GIVEN INSTRUCTION:
Repeat the lines below exactly as they appear, but leave out the images.

Stored data entries:
_ _ _ _ _ _ _
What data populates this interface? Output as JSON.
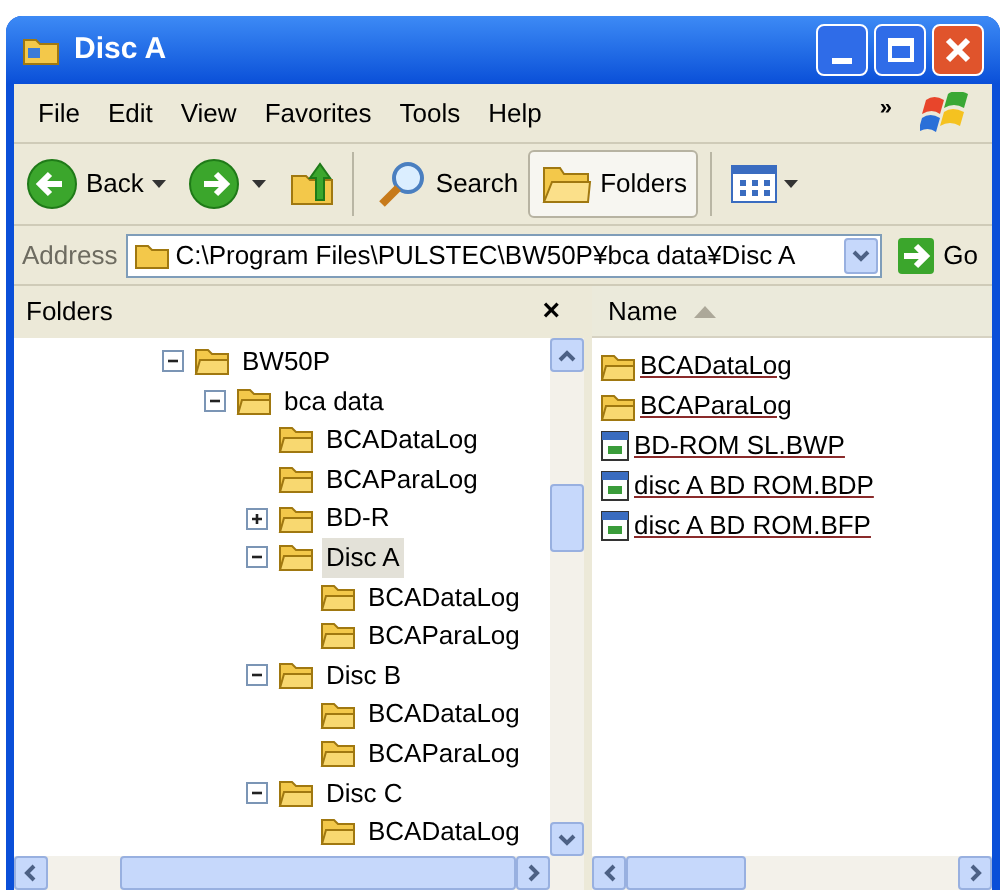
{
  "window": {
    "title": "Disc A"
  },
  "menu": [
    "File",
    "Edit",
    "View",
    "Favorites",
    "Tools",
    "Help"
  ],
  "menu_chevron": "»",
  "toolbar": {
    "back": "Back",
    "search": "Search",
    "folders": {
      "label": "Folders",
      "selected": true
    }
  },
  "address": {
    "label": "Address",
    "value": "C:\\Program Files\\PULSTEC\\BW50P¥bca data¥Disc A",
    "go": "Go"
  },
  "folders_pane": {
    "title": "Folders",
    "close": "×",
    "tree": [
      {
        "label": "BW50P",
        "expanded": true,
        "selected": false,
        "children": [
          {
            "label": "bca data",
            "expanded": true,
            "selected": false,
            "children": [
              {
                "label": "BCADataLog",
                "selected": false
              },
              {
                "label": "BCAParaLog",
                "selected": false
              },
              {
                "label": "BD-R",
                "expanded": false,
                "selected": false
              },
              {
                "label": "Disc A",
                "expanded": true,
                "selected": true,
                "children": [
                  {
                    "label": "BCADataLog",
                    "selected": false
                  },
                  {
                    "label": "BCAParaLog",
                    "selected": false
                  }
                ]
              },
              {
                "label": "Disc B",
                "expanded": true,
                "selected": false,
                "children": [
                  {
                    "label": "BCADataLog",
                    "selected": false
                  },
                  {
                    "label": "BCAParaLog",
                    "selected": false
                  }
                ]
              },
              {
                "label": "Disc C",
                "expanded": true,
                "selected": false,
                "children": [
                  {
                    "label": "BCADataLog",
                    "selected": false
                  }
                ]
              }
            ]
          }
        ]
      }
    ]
  },
  "files_pane": {
    "column": "Name",
    "items": [
      {
        "name": "BCADataLog",
        "kind": "folder"
      },
      {
        "name": "BCAParaLog",
        "kind": "folder"
      },
      {
        "name": "BD-ROM SL.BWP",
        "kind": "file"
      },
      {
        "name": "disc A BD ROM.BDP",
        "kind": "file"
      },
      {
        "name": "disc A BD ROM.BFP",
        "kind": "file"
      }
    ]
  }
}
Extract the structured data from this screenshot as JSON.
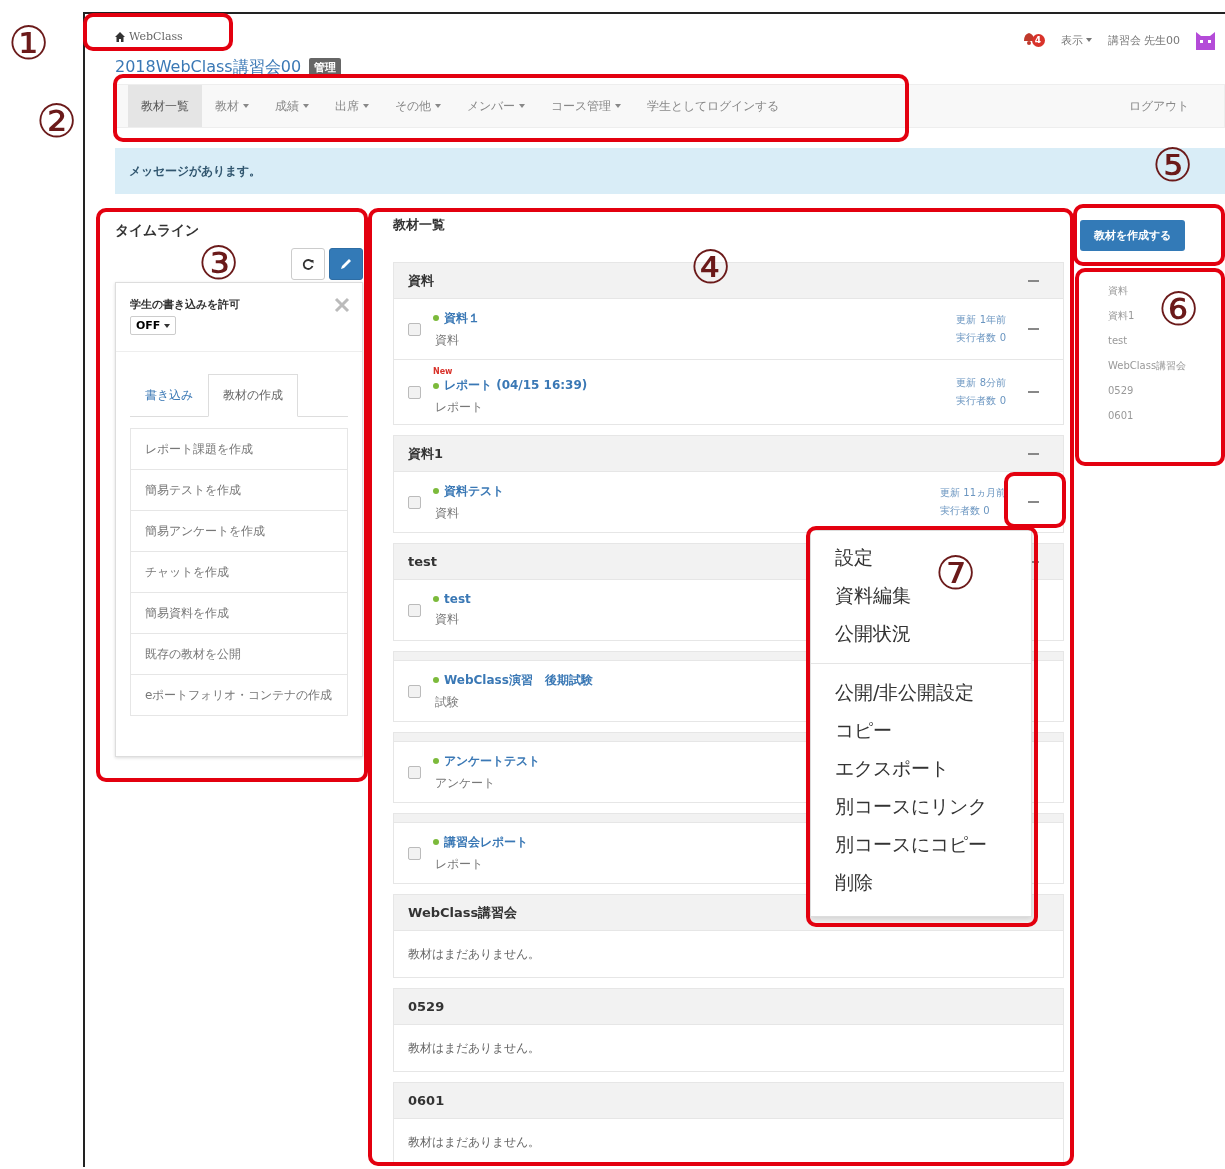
{
  "header": {
    "breadcrumb": "WebClass",
    "course_title": "2018WebClass講習会00",
    "role_badge": "管理",
    "notification_count": "4",
    "view_menu": "表示",
    "user": "講習会 先生00"
  },
  "nav": {
    "items": [
      {
        "label": "教材一覧",
        "dropdown": false,
        "selected": true
      },
      {
        "label": "教材",
        "dropdown": true,
        "selected": false
      },
      {
        "label": "成績",
        "dropdown": true,
        "selected": false
      },
      {
        "label": "出席",
        "dropdown": true,
        "selected": false
      },
      {
        "label": "その他",
        "dropdown": true,
        "selected": false
      },
      {
        "label": "メンバー",
        "dropdown": true,
        "selected": false
      },
      {
        "label": "コース管理",
        "dropdown": true,
        "selected": false
      },
      {
        "label": "学生としてログインする",
        "dropdown": false,
        "selected": false
      }
    ],
    "logout": "ログアウト"
  },
  "alert": "メッセージがあります。",
  "timeline": {
    "title": "タイムライン",
    "setting_label": "学生の書き込みを許可",
    "setting_value": "OFF",
    "tabs": [
      {
        "label": "書き込み",
        "selected": false
      },
      {
        "label": "教材の作成",
        "selected": true
      }
    ],
    "actions": [
      "レポート課題を作成",
      "簡易テストを作成",
      "簡易アンケートを作成",
      "チャットを作成",
      "簡易資料を作成",
      "既存の教材を公開",
      "eポートフォリオ・コンテナの作成"
    ]
  },
  "materials": {
    "title": "教材一覧",
    "sections": [
      {
        "title": "資料",
        "items": [
          {
            "name": "資料１",
            "type": "資料",
            "checked": false,
            "updated": "更新 1年前",
            "runs": "実行者数 0"
          },
          {
            "name": "レポート (04/15 16:39)",
            "new_label": "New",
            "type": "レポート",
            "checked": false,
            "updated": "更新 8分前",
            "runs": "実行者数 0"
          }
        ]
      },
      {
        "title": "資料1",
        "items": [
          {
            "name": "資料テスト",
            "type": "資料",
            "checked": false,
            "updated": "更新 11ヵ月前",
            "runs": "実行者数 0"
          }
        ]
      },
      {
        "title": "test",
        "items": [
          {
            "name": "test",
            "type": "資料",
            "checked": false
          }
        ]
      },
      {
        "items": [
          {
            "name": "WebClass演習　後期試験",
            "type": "試験",
            "checked": false
          }
        ]
      },
      {
        "items": [
          {
            "name": "アンケートテスト",
            "type": "アンケート",
            "checked": false
          }
        ]
      },
      {
        "items": [
          {
            "name": "講習会レポート",
            "type": "レポート",
            "checked": false
          }
        ]
      },
      {
        "title": "WebClass講習会",
        "empty_text": "教材はまだありません。"
      },
      {
        "title": "0529",
        "empty_text": "教材はまだありません。"
      },
      {
        "title": "0601",
        "empty_text": "教材はまだありません。"
      }
    ]
  },
  "context_menu": {
    "groups": [
      [
        "設定",
        "資料編集",
        "公開状況"
      ],
      [
        "公開/非公開設定",
        "コピー",
        "エクスポート",
        "別コースにリンク",
        "別コースにコピー",
        "削除"
      ]
    ]
  },
  "sidebar": {
    "create_button": "教材を作成する",
    "sections": [
      "資料",
      "資料1",
      "test",
      "WebClass講習会",
      "0529",
      "0601"
    ]
  },
  "annotations": [
    {
      "label": "①"
    },
    {
      "label": "②"
    },
    {
      "label": "③"
    },
    {
      "label": "④"
    },
    {
      "label": "⑤"
    },
    {
      "label": "⑥"
    },
    {
      "label": "⑦"
    }
  ]
}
_ _ _ _ _ _ _
WRITTEN RESPONSE:
What data populates this interface? Output as JSON.
{
  "window": {
    "title": "Disc A"
  },
  "menu": [
    "File",
    "Edit",
    "View",
    "Favorites",
    "Tools",
    "Help"
  ],
  "menu_chevron": "»",
  "toolbar": {
    "back": "Back",
    "search": "Search",
    "folders": {
      "label": "Folders",
      "selected": true
    }
  },
  "address": {
    "label": "Address",
    "value": "C:\\Program Files\\PULSTEC\\BW50P¥bca data¥Disc A",
    "go": "Go"
  },
  "folders_pane": {
    "title": "Folders",
    "close": "×",
    "tree": [
      {
        "label": "BW50P",
        "expanded": true,
        "selected": false,
        "children": [
          {
            "label": "bca data",
            "expanded": true,
            "selected": false,
            "children": [
              {
                "label": "BCADataLog",
                "selected": false
              },
              {
                "label": "BCAParaLog",
                "selected": false
              },
              {
                "label": "BD-R",
                "expanded": false,
                "selected": false
              },
              {
                "label": "Disc A",
                "expanded": true,
                "selected": true,
                "children": [
                  {
                    "label": "BCADataLog",
                    "selected": false
                  },
                  {
                    "label": "BCAParaLog",
                    "selected": false
                  }
                ]
              },
              {
                "label": "Disc B",
                "expanded": true,
                "selected": false,
                "children": [
                  {
                    "label": "BCADataLog",
                    "selected": false
                  },
                  {
                    "label": "BCAParaLog",
                    "selected": false
                  }
                ]
              },
              {
                "label": "Disc C",
                "expanded": true,
                "selected": false,
                "children": [
                  {
                    "label": "BCADataLog",
                    "selected": false
                  }
                ]
              }
            ]
          }
        ]
      }
    ]
  },
  "files_pane": {
    "column": "Name",
    "items": [
      {
        "name": "BCADataLog",
        "kind": "folder"
      },
      {
        "name": "BCAParaLog",
        "kind": "folder"
      },
      {
        "name": "BD-ROM SL.BWP",
        "kind": "file"
      },
      {
        "name": "disc A BD ROM.BDP",
        "kind": "file"
      },
      {
        "name": "disc A BD ROM.BFP",
        "kind": "file"
      }
    ]
  }
}
Extract the structured data from this screenshot as JSON.
{
  "header": {
    "breadcrumb": "WebClass",
    "course_title": "2018WebClass講習会00",
    "role_badge": "管理",
    "notification_count": "4",
    "view_menu": "表示",
    "user": "講習会 先生00"
  },
  "nav": {
    "items": [
      {
        "label": "教材一覧",
        "dropdown": false,
        "selected": true
      },
      {
        "label": "教材",
        "dropdown": true,
        "selected": false
      },
      {
        "label": "成績",
        "dropdown": true,
        "selected": false
      },
      {
        "label": "出席",
        "dropdown": true,
        "selected": false
      },
      {
        "label": "その他",
        "dropdown": true,
        "selected": false
      },
      {
        "label": "メンバー",
        "dropdown": true,
        "selected": false
      },
      {
        "label": "コース管理",
        "dropdown": true,
        "selected": false
      },
      {
        "label": "学生としてログインする",
        "dropdown": false,
        "selected": false
      }
    ],
    "logout": "ログアウト"
  },
  "alert": "メッセージがあります。",
  "timeline": {
    "title": "タイムライン",
    "setting_label": "学生の書き込みを許可",
    "setting_value": "OFF",
    "tabs": [
      {
        "label": "書き込み",
        "selected": false
      },
      {
        "label": "教材の作成",
        "selected": true
      }
    ],
    "actions": [
      "レポート課題を作成",
      "簡易テストを作成",
      "簡易アンケートを作成",
      "チャットを作成",
      "簡易資料を作成",
      "既存の教材を公開",
      "eポートフォリオ・コンテナの作成"
    ]
  },
  "materials": {
    "title": "教材一覧",
    "sections": [
      {
        "title": "資料",
        "items": [
          {
            "name": "資料１",
            "type": "資料",
            "checked": false,
            "updated": "更新 1年前",
            "runs": "実行者数 0"
          },
          {
            "name": "レポート (04/15 16:39)",
            "new_label": "New",
            "type": "レポート",
            "checked": false,
            "updated": "更新 8分前",
            "runs": "実行者数 0"
          }
        ]
      },
      {
        "title": "資料1",
        "items": [
          {
            "name": "資料テスト",
            "type": "資料",
            "checked": false,
            "updated": "更新 11ヵ月前",
            "runs": "実行者数 0"
          }
        ]
      },
      {
        "title": "test",
        "items": [
          {
            "name": "test",
            "type": "資料",
            "checked": false
          }
        ]
      },
      {
        "items": [
          {
            "name": "WebClass演習　後期試験",
            "type": "試験",
            "checked": false
          }
        ]
      },
      {
        "items": [
          {
            "name": "アンケートテスト",
            "type": "アンケート",
            "checked": false
          }
        ]
      },
      {
        "items": [
          {
            "name": "講習会レポート",
            "type": "レポート",
            "checked": false
          }
        ]
      },
      {
        "title": "WebClass講習会",
        "empty_text": "教材はまだありません。"
      },
      {
        "title": "0529",
        "empty_text": "教材はまだありません。"
      },
      {
        "title": "0601",
        "empty_text": "教材はまだありません。"
      }
    ]
  },
  "context_menu": {
    "groups": [
      [
        "設定",
        "資料編集",
        "公開状況"
      ],
      [
        "公開/非公開設定",
        "コピー",
        "エクスポート",
        "別コースにリンク",
        "別コースにコピー",
        "削除"
      ]
    ]
  },
  "sidebar": {
    "create_button": "教材を作成する",
    "sections": [
      "資料",
      "資料1",
      "test",
      "WebClass講習会",
      "0529",
      "0601"
    ]
  },
  "annotations": [
    {
      "label": "①"
    },
    {
      "label": "②"
    },
    {
      "label": "③"
    },
    {
      "label": "④"
    },
    {
      "label": "⑤"
    },
    {
      "label": "⑥"
    },
    {
      "label": "⑦"
    }
  ]
}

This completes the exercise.